══ INPUT ROWS
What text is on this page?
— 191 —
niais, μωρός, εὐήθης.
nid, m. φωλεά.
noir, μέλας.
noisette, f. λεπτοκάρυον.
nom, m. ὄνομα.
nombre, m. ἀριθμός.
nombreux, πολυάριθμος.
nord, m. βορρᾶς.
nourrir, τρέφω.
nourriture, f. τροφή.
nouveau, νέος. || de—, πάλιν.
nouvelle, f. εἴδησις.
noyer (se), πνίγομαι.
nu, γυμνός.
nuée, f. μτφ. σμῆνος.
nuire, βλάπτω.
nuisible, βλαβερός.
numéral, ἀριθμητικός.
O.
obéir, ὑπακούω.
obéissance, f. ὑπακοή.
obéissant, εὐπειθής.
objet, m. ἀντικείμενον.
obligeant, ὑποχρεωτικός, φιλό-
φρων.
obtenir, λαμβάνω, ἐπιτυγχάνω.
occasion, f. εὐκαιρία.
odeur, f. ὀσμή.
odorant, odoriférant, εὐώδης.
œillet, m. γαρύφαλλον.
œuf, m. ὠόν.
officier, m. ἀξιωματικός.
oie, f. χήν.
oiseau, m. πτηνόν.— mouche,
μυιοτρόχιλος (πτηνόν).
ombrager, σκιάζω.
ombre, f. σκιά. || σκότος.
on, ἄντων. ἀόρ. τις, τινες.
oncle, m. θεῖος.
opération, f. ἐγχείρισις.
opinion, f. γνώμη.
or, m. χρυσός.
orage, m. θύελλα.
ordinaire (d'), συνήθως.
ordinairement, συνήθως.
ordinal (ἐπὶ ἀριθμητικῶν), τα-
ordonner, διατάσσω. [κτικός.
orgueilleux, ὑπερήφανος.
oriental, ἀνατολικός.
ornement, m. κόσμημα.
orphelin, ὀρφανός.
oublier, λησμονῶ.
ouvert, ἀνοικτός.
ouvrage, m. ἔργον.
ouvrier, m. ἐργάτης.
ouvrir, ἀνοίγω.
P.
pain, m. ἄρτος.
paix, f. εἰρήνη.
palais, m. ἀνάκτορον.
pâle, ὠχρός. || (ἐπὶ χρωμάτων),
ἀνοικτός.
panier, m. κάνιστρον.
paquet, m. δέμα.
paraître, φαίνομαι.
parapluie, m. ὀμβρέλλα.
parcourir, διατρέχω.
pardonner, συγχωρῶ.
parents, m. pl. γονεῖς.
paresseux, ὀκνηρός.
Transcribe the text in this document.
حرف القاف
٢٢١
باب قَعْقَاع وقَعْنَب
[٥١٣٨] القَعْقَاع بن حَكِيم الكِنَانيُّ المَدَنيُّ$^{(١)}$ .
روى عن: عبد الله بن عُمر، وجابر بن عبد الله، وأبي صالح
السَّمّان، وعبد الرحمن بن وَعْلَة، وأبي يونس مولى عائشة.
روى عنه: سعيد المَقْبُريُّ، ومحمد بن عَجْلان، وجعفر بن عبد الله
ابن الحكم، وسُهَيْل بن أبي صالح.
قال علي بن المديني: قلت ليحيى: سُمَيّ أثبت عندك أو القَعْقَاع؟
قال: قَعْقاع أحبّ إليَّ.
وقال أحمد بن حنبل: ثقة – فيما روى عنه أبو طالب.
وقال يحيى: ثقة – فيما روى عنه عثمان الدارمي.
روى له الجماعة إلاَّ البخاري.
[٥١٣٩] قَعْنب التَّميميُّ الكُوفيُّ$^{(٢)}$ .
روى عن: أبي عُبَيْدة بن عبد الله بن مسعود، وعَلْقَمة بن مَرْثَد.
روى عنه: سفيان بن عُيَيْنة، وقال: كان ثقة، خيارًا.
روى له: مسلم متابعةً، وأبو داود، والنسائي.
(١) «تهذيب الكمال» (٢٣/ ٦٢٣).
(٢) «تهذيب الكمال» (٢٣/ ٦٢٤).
════
**SHORT EXERCISE**
Scan the entries above. Copy each line that has the string "text".

**ANSWER**
What text is on this page?
Transcribe the text in this document.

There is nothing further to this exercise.